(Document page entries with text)
+--

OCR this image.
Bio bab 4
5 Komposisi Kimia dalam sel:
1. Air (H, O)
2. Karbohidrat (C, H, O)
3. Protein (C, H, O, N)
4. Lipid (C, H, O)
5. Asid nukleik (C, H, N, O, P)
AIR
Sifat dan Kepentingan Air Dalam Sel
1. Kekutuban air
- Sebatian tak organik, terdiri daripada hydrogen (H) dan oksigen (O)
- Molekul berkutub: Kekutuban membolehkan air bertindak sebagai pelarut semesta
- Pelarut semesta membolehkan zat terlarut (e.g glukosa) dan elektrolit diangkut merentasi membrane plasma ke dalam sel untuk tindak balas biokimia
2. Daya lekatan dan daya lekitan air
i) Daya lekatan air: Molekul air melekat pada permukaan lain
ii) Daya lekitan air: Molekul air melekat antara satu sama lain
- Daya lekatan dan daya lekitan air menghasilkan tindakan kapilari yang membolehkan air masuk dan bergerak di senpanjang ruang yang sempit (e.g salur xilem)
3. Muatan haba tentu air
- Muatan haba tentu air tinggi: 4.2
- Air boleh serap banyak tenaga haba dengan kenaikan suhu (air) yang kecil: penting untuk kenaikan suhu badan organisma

+--

Output the data exactly, so that every line matches the original.

- _Answer area_:
OCR this image.
Bio bab 4
5 Komposisi Kimia dalam sel:
1. Air (H, O)
2. Karbohidrat (C, H, O)
3. Protein (C, H, O, N)
4. Lipid (C, H, O)
5. Asid nukleik (C, H, N, O, P)
AIR
Sifat dan Kepentingan Air Dalam Sel
1. Kekutuban air
- Sebatian tak organik, terdiri daripada hydrogen (H) dan oksigen (O)
- Molekul berkutub: Kekutuban membolehkan air bertindak sebagai pelarut semesta
- Pelarut semesta membolehkan zat terlarut (e.g glukosa) dan elektrolit diangkut merentasi membrane plasma ke dalam sel untuk tindak balas biokimia
2. Daya lekatan dan daya lekitan air
i) Daya lekatan air: Molekul air melekat pada permukaan lain
ii) Daya lekitan air: Molekul air melekat antara satu sama lain
- Daya lekatan dan daya lekitan air menghasilkan tindakan kapilari yang membolehkan air masuk dan bergerak di senpanjang ruang yang sempit (e.g salur xilem)
3. Muatan haba tentu air
- Muatan haba tentu air tinggi: 4.2
- Air boleh serap banyak tenaga haba dengan kenaikan suhu (air) yang kecil: penting untuk kenaikan suhu badan organisma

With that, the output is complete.